▸ **Task to complete**: Return every line below in which "Cluj" appears.

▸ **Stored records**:
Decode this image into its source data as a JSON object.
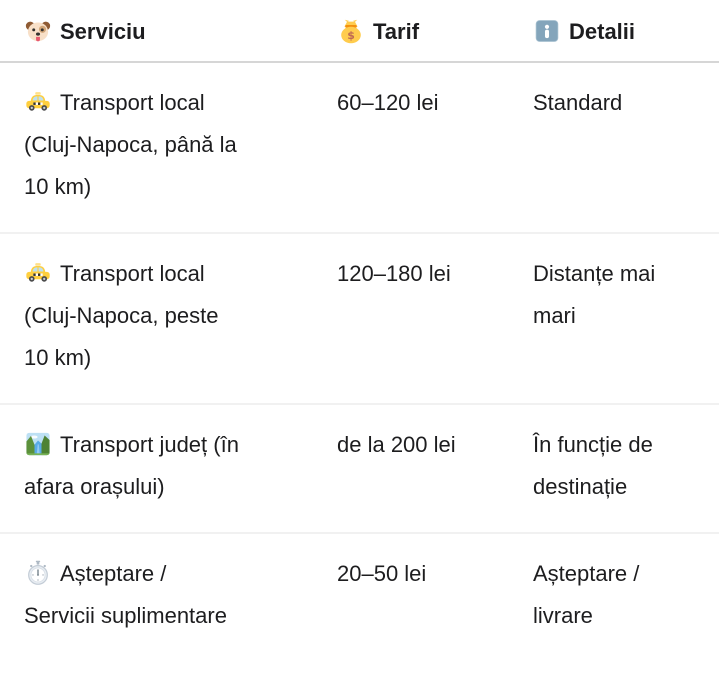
{
  "table": {
    "columns": [
      {
        "icon": "dog-face-icon",
        "label": "Serviciu"
      },
      {
        "icon": "money-bag-icon",
        "label": "Tarif"
      },
      {
        "icon": "info-icon",
        "label": "Detalii"
      }
    ],
    "rows": [
      {
        "icon": "taxi-icon",
        "service": "Transport local\n(Cluj-Napoca, până la\n10 km)",
        "tarif": "60–120 lei",
        "detalii": "Standard"
      },
      {
        "icon": "taxi-icon",
        "service": "Transport local\n(Cluj-Napoca, peste\n10 km)",
        "tarif": "120–180 lei",
        "detalii": "Distanțe mai\nmari"
      },
      {
        "icon": "national-park-icon",
        "service": "Transport județ (în\nafara orașului)",
        "tarif": "de la 200 lei",
        "detalii": "În funcție de\ndestinație"
      },
      {
        "icon": "stopwatch-icon",
        "service": "Așteptare /\nServicii suplimentare",
        "tarif": "20–50 lei",
        "detalii": "Așteptare /\nlivrare"
      }
    ]
  },
  "colors": {
    "text": "#1d1d1f",
    "background": "#ffffff",
    "header_divider": "#d6d6d6",
    "row_divider": "#f1f1f1",
    "info_icon_blue": "#84a5bb",
    "taxi_yellow": "#ffcf3e",
    "money_bag_gold": "#ffcc4d"
  }
}
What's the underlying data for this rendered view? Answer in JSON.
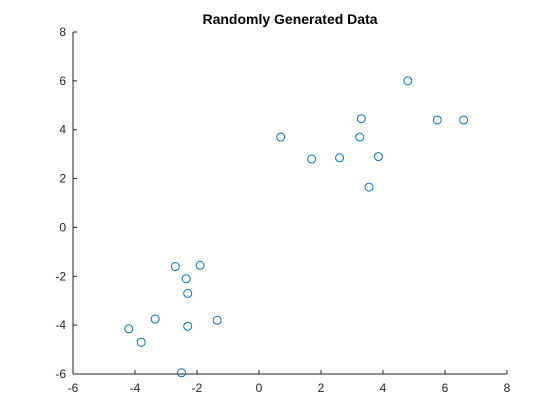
{
  "chart_data": {
    "type": "scatter",
    "title": "Randomly Generated Data",
    "xlabel": "",
    "ylabel": "",
    "xlim": [
      -6,
      8
    ],
    "ylim": [
      -6,
      8
    ],
    "xticks": [
      -6,
      -4,
      -2,
      0,
      2,
      4,
      6,
      8
    ],
    "yticks": [
      -6,
      -4,
      -2,
      0,
      2,
      4,
      6,
      8
    ],
    "grid": false,
    "marker_color": "#0072bd",
    "marker": "circle-open",
    "series": [
      {
        "points": [
          [
            4.8,
            6.0
          ],
          [
            3.3,
            4.45
          ],
          [
            5.75,
            4.4
          ],
          [
            6.6,
            4.4
          ],
          [
            0.7,
            3.7
          ],
          [
            3.25,
            3.7
          ],
          [
            1.7,
            2.8
          ],
          [
            2.6,
            2.85
          ],
          [
            3.85,
            2.9
          ],
          [
            3.55,
            1.65
          ],
          [
            -2.7,
            -1.6
          ],
          [
            -1.9,
            -1.55
          ],
          [
            -2.35,
            -2.1
          ],
          [
            -2.3,
            -2.7
          ],
          [
            -3.35,
            -3.75
          ],
          [
            -1.35,
            -3.8
          ],
          [
            -2.3,
            -4.05
          ],
          [
            -4.2,
            -4.15
          ],
          [
            -3.8,
            -4.7
          ],
          [
            -2.5,
            -5.95
          ]
        ]
      }
    ]
  }
}
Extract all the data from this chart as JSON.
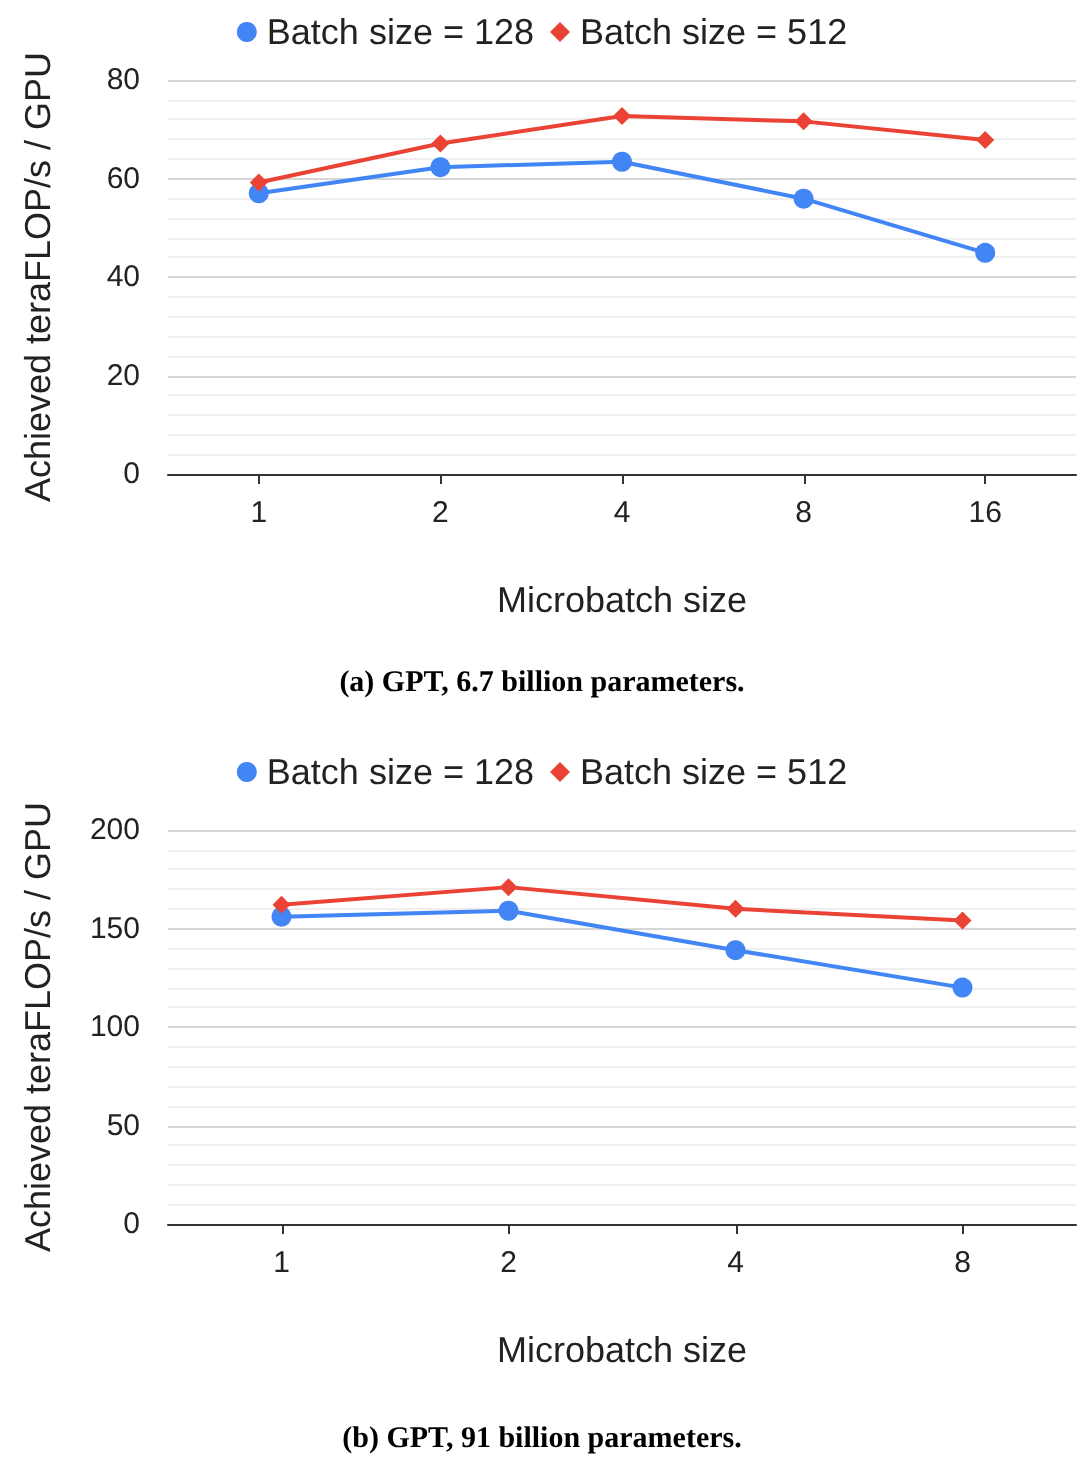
{
  "chart_data": [
    {
      "type": "line",
      "title": "(a) GPT, 6.7 billion parameters.",
      "xlabel": "Microbatch size",
      "ylabel": "Achieved teraFLOP/s / GPU",
      "categories": [
        "1",
        "2",
        "4",
        "8",
        "16"
      ],
      "series": [
        {
          "name": "Batch size = 128",
          "color": "#4285f4",
          "marker": "circle",
          "values": [
            57.0,
            62.3,
            63.4,
            55.9,
            44.9
          ]
        },
        {
          "name": "Batch size = 512",
          "color": "#ea4335",
          "marker": "diamond",
          "values": [
            59.2,
            67.1,
            72.7,
            71.6,
            67.8
          ]
        }
      ],
      "ylim": [
        0,
        80
      ],
      "yticks": [
        0,
        20,
        40,
        60,
        80
      ],
      "grid": "y",
      "legend": "top"
    },
    {
      "type": "line",
      "title": "(b) GPT, 91 billion parameters.",
      "xlabel": "Microbatch size",
      "ylabel": "Achieved teraFLOP/s / GPU",
      "categories": [
        "1",
        "2",
        "4",
        "8"
      ],
      "series": [
        {
          "name": "Batch size = 128",
          "color": "#4285f4",
          "marker": "circle",
          "values": [
            156,
            159,
            139,
            120
          ]
        },
        {
          "name": "Batch size = 512",
          "color": "#ea4335",
          "marker": "diamond",
          "values": [
            162,
            171,
            160,
            154
          ]
        }
      ],
      "ylim": [
        0,
        200
      ],
      "yticks": [
        0,
        50,
        100,
        150,
        200
      ],
      "grid": "y",
      "legend": "top"
    }
  ]
}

▸ **Solved problem**:
        "service": "Transport local\n(Cluj-Napoca, până la\n10 km)",
        "service": "Transport local\n(Cluj-Napoca, peste\n10 km)",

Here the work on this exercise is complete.